▸ **Objective**
Copy the entries below exactly. Images do not belong in the copy.

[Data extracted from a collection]
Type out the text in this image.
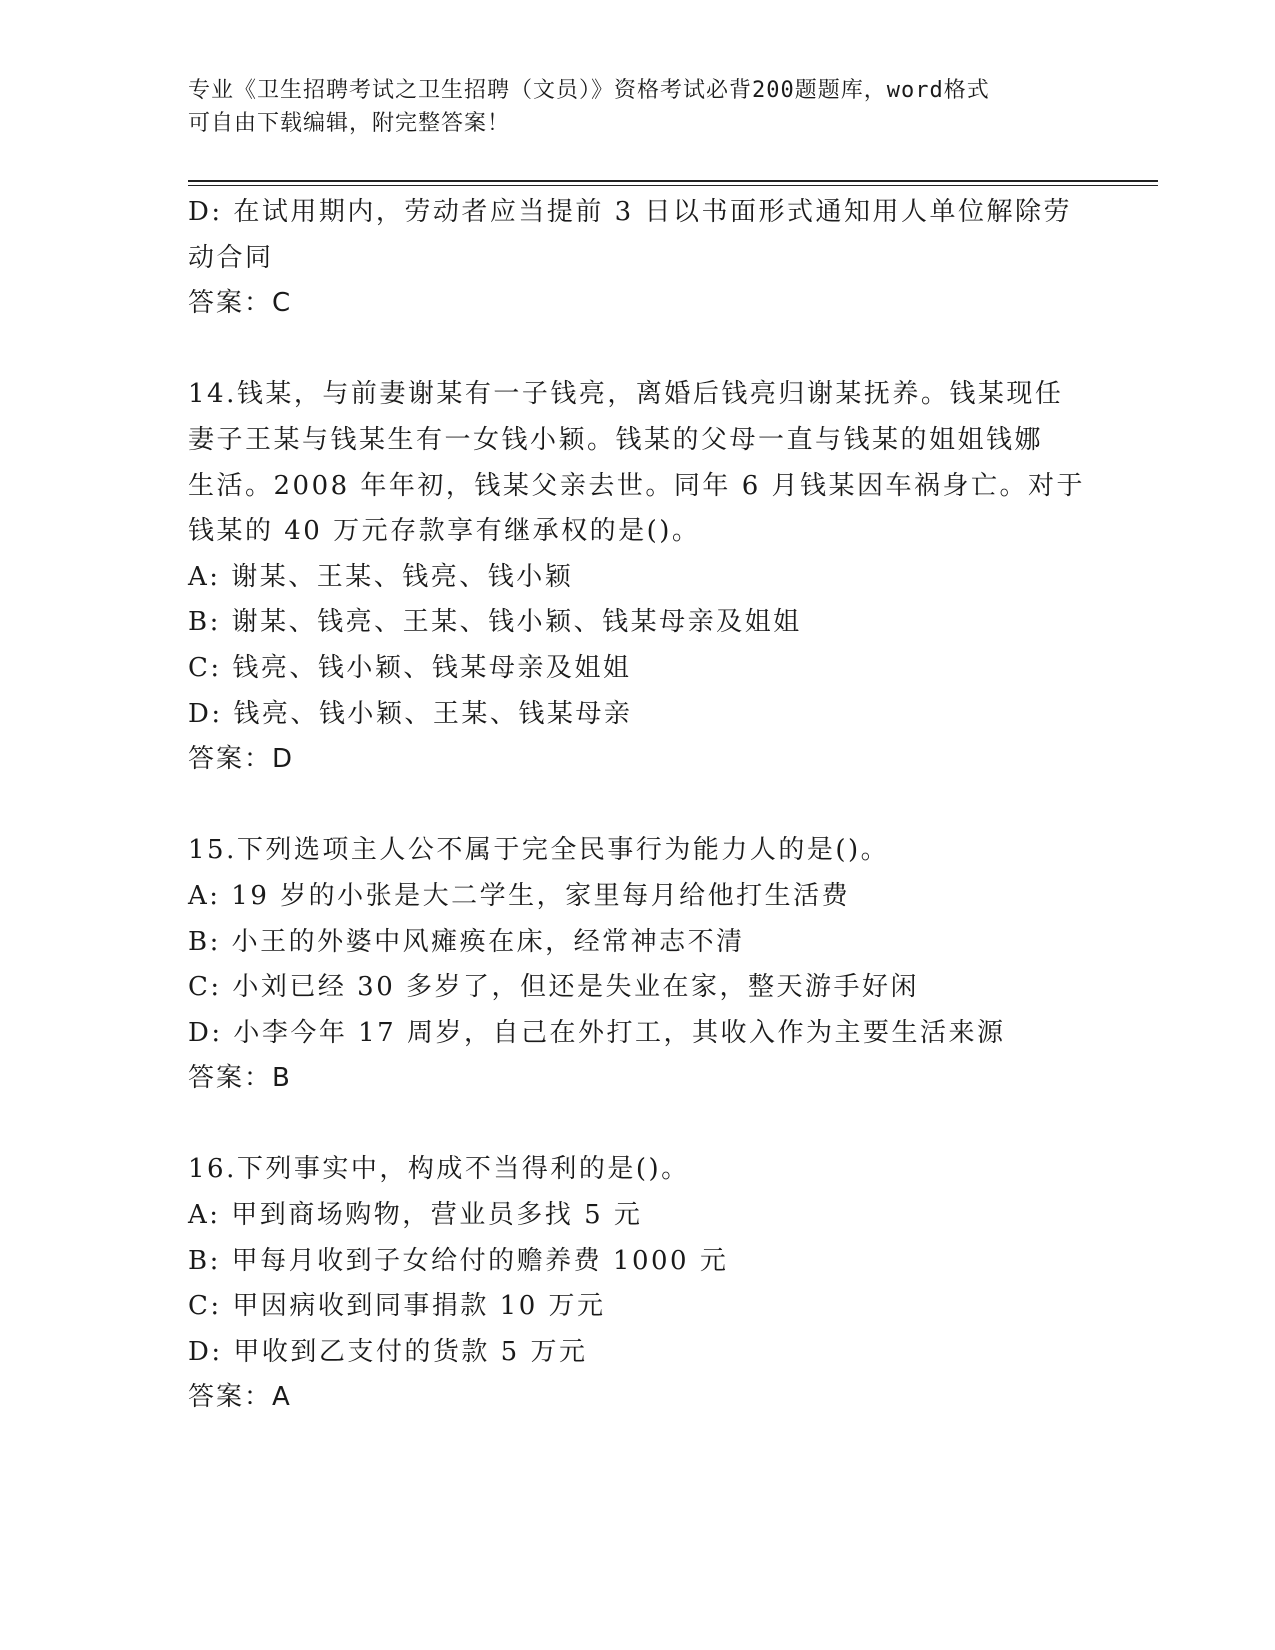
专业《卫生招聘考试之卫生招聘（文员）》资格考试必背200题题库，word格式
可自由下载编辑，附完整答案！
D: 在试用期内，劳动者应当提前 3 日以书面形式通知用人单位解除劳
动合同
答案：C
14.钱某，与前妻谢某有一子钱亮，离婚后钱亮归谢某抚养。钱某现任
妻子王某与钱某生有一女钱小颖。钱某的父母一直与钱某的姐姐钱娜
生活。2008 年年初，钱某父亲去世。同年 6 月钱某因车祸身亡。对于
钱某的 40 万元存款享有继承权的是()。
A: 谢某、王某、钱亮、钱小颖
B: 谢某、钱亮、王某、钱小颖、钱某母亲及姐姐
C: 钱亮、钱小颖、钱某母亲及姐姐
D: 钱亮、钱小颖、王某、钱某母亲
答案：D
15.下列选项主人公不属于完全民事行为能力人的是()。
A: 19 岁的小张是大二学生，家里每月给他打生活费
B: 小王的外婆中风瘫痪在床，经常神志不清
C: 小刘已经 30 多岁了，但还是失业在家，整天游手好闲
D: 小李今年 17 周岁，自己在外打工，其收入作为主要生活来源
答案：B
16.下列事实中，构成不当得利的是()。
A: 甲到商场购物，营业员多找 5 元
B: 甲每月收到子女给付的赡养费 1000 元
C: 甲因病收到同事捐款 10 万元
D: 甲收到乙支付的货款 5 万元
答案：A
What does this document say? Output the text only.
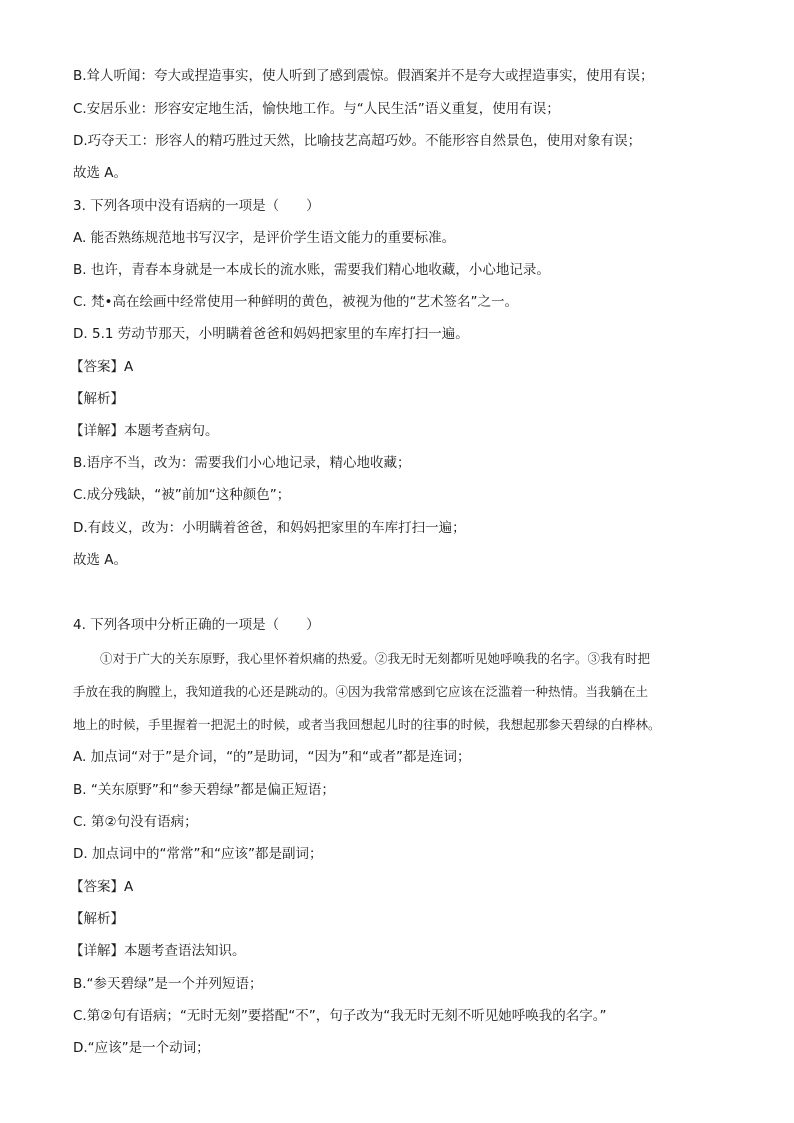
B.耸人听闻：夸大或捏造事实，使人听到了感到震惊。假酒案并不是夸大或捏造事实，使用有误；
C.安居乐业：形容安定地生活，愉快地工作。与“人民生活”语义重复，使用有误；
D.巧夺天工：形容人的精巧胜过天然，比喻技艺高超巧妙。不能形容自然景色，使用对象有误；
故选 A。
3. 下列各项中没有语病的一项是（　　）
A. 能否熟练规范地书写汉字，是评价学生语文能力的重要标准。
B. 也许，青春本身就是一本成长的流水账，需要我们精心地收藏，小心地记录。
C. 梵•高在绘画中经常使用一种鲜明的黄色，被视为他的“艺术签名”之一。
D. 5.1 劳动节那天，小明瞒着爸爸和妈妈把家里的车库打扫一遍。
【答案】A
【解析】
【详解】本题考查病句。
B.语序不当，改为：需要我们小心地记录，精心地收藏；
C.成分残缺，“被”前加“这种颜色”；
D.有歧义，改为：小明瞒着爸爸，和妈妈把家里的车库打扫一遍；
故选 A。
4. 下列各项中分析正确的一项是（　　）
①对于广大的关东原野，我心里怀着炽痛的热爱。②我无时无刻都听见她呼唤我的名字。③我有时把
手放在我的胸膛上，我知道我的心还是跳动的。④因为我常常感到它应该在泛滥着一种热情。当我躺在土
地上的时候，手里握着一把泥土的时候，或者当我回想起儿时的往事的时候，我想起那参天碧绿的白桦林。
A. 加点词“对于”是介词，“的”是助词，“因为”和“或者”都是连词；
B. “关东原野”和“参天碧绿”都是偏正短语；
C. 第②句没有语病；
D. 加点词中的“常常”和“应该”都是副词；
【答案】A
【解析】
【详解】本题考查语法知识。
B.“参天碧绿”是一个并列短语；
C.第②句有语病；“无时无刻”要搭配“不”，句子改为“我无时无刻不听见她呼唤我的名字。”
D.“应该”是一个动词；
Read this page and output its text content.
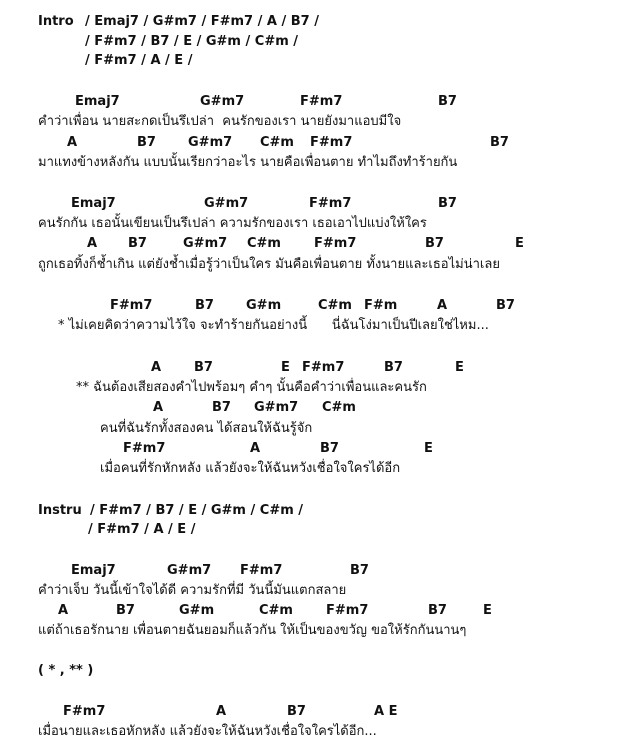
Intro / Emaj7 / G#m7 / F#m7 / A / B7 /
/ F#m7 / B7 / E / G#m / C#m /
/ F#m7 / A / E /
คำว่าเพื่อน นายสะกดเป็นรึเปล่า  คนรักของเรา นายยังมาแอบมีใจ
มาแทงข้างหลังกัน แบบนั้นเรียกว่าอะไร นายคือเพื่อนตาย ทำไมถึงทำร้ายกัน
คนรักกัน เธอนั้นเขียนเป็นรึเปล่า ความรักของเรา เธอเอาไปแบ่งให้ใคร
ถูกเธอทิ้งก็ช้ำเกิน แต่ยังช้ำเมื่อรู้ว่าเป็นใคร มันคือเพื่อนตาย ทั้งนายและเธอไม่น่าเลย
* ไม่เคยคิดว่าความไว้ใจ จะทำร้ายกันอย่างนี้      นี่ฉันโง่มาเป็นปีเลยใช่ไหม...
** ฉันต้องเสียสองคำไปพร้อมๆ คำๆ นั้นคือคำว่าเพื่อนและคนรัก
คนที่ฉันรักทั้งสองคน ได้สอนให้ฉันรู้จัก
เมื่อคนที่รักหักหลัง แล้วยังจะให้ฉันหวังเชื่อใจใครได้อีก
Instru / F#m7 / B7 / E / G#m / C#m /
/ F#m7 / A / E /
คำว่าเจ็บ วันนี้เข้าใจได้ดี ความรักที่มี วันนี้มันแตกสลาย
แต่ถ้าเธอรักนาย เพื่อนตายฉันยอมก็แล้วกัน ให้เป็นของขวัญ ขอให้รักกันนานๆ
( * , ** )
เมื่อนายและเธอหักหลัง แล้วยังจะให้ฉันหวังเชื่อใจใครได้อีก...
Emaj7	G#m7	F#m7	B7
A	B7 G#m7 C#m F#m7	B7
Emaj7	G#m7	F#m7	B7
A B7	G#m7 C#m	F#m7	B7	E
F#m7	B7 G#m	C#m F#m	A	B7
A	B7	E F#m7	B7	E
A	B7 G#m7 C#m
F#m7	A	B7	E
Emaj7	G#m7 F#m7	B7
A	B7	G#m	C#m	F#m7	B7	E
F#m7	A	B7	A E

▸ **Task answer**
Type out the text in this image.
专业《卫生招聘考试之卫生招聘（文员）》资格考试必背200题题库，word格式
可自由下载编辑，附完整答案！
D: 在试用期内，劳动者应当提前 3 日以书面形式通知用人单位解除劳
动合同
答案：C
14.钱某，与前妻谢某有一子钱亮，离婚后钱亮归谢某抚养。钱某现任
妻子王某与钱某生有一女钱小颖。钱某的父母一直与钱某的姐姐钱娜
生活。2008 年年初，钱某父亲去世。同年 6 月钱某因车祸身亡。对于
钱某的 40 万元存款享有继承权的是()。
A: 谢某、王某、钱亮、钱小颖
B: 谢某、钱亮、王某、钱小颖、钱某母亲及姐姐
C: 钱亮、钱小颖、钱某母亲及姐姐
D: 钱亮、钱小颖、王某、钱某母亲
答案：D
15.下列选项主人公不属于完全民事行为能力人的是()。
A: 19 岁的小张是大二学生，家里每月给他打生活费
B: 小王的外婆中风瘫痪在床，经常神志不清
C: 小刘已经 30 多岁了，但还是失业在家，整天游手好闲
D: 小李今年 17 周岁，自己在外打工，其收入作为主要生活来源
答案：B
16.下列事实中，构成不当得利的是()。
A: 甲到商场购物，营业员多找 5 元
B: 甲每月收到子女给付的赡养费 1000 元
C: 甲因病收到同事捐款 10 万元
D: 甲收到乙支付的货款 5 万元
答案：A
What does this document say? Output the text only.
B.耸人听闻：夸大或捏造事实，使人听到了感到震惊。假酒案并不是夸大或捏造事实，使用有误；
C.安居乐业：形容安定地生活，愉快地工作。与“人民生活”语义重复，使用有误；
D.巧夺天工：形容人的精巧胜过天然，比喻技艺高超巧妙。不能形容自然景色，使用对象有误；
故选 A。
3. 下列各项中没有语病的一项是（　　）
A. 能否熟练规范地书写汉字，是评价学生语文能力的重要标准。
B. 也许，青春本身就是一本成长的流水账，需要我们精心地收藏，小心地记录。
C. 梵•高在绘画中经常使用一种鲜明的黄色，被视为他的“艺术签名”之一。
D. 5.1 劳动节那天，小明瞒着爸爸和妈妈把家里的车库打扫一遍。
【答案】A
【解析】
【详解】本题考查病句。
B.语序不当，改为：需要我们小心地记录，精心地收藏；
C.成分残缺，“被”前加“这种颜色”；
D.有歧义，改为：小明瞒着爸爸，和妈妈把家里的车库打扫一遍；
故选 A。
4. 下列各项中分析正确的一项是（　　）
①对于广大的关东原野，我心里怀着炽痛的热爱。②我无时无刻都听见她呼唤我的名字。③我有时把
手放在我的胸膛上，我知道我的心还是跳动的。④因为我常常感到它应该在泛滥着一种热情。当我躺在土
地上的时候，手里握着一把泥土的时候，或者当我回想起儿时的往事的时候，我想起那参天碧绿的白桦林。
A. 加点词“对于”是介词，“的”是助词，“因为”和“或者”都是连词；
B. “关东原野”和“参天碧绿”都是偏正短语；
C. 第②句没有语病；
D. 加点词中的“常常”和“应该”都是副词；
【答案】A
【解析】
【详解】本题考查语法知识。
B.“参天碧绿”是一个并列短语；
C.第②句有语病；“无时无刻”要搭配“不”，句子改为“我无时无刻不听见她呼唤我的名字。”
D.“应该”是一个动词；
Read this page and output its text content.
Intro / Emaj7 / G#m7 / F#m7 / A / B7 /
/ F#m7 / B7 / E / G#m / C#m /
/ F#m7 / A / E /
คำว่าเพื่อน นายสะกดเป็นรึเปล่า  คนรักของเรา นายยังมาแอบมีใจ
มาแทงข้างหลังกัน แบบนั้นเรียกว่าอะไร นายคือเพื่อนตาย ทำไมถึงทำร้ายกัน
คนรักกัน เธอนั้นเขียนเป็นรึเปล่า ความรักของเรา เธอเอาไปแบ่งให้ใคร
ถูกเธอทิ้งก็ช้ำเกิน แต่ยังช้ำเมื่อรู้ว่าเป็นใคร มันคือเพื่อนตาย ทั้งนายและเธอไม่น่าเลย
* ไม่เคยคิดว่าความไว้ใจ จะทำร้ายกันอย่างนี้      นี่ฉันโง่มาเป็นปีเลยใช่ไหม...
** ฉันต้องเสียสองคำไปพร้อมๆ คำๆ นั้นคือคำว่าเพื่อนและคนรัก
คนที่ฉันรักทั้งสองคน ได้สอนให้ฉันรู้จัก
เมื่อคนที่รักหักหลัง แล้วยังจะให้ฉันหวังเชื่อใจใครได้อีก
Instru / F#m7 / B7 / E / G#m / C#m /
/ F#m7 / A / E /
คำว่าเจ็บ วันนี้เข้าใจได้ดี ความรักที่มี วันนี้มันแตกสลาย
แต่ถ้าเธอรักนาย เพื่อนตายฉันยอมก็แล้วกัน ให้เป็นของขวัญ ขอให้รักกันนานๆ
( * , ** )
เมื่อนายและเธอหักหลัง แล้วยังจะให้ฉันหวังเชื่อใจใครได้อีก...
Emaj7	G#m7	F#m7	B7
A	B7 G#m7 C#m F#m7	B7
Emaj7	G#m7	F#m7	B7
A B7	G#m7 C#m	F#m7	B7	E
F#m7	B7 G#m	C#m F#m	A	B7
A	B7	E F#m7	B7	E
A	B7 G#m7 C#m
F#m7	A	B7	E
Emaj7	G#m7 F#m7	B7
A	B7	G#m	C#m	F#m7	B7	E
F#m7	A	B7	A E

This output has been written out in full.